+++ Rows

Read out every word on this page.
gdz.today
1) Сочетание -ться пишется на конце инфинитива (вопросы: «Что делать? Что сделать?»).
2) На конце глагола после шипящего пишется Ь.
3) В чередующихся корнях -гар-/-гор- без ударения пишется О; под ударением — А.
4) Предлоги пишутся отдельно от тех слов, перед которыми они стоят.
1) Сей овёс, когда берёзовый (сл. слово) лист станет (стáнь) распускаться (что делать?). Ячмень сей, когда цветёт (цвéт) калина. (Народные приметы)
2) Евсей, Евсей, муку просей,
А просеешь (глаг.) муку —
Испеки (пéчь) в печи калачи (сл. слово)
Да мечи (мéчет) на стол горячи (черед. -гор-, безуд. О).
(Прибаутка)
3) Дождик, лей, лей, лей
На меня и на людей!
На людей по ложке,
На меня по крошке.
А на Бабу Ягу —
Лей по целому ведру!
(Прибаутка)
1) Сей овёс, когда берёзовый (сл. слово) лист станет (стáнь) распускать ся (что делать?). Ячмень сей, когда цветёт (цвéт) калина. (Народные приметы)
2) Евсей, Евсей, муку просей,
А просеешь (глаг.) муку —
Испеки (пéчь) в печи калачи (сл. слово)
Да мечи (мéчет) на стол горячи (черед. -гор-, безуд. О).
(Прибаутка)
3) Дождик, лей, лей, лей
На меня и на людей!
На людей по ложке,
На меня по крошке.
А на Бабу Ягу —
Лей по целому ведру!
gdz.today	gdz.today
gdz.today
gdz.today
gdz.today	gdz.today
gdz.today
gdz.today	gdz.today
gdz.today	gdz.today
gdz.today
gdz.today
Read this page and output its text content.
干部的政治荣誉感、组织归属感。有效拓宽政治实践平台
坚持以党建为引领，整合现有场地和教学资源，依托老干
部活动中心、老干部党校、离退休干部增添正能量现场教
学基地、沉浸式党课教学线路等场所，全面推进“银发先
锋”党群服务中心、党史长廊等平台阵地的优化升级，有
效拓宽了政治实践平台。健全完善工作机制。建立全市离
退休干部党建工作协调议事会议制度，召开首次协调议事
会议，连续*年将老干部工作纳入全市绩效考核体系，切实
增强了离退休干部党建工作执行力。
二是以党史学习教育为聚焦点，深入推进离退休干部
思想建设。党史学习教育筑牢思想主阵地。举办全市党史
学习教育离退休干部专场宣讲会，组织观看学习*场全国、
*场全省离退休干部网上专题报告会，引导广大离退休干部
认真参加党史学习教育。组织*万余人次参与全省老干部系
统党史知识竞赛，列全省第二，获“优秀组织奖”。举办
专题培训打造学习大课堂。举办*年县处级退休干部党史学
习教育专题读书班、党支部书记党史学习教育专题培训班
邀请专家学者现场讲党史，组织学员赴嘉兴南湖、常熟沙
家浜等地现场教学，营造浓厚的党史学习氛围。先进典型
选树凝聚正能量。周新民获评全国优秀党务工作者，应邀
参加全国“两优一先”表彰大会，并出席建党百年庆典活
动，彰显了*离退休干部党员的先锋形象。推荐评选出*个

++++++

Looking at the records above, work out how many lines include the word "Народные", then give that number by itself.

2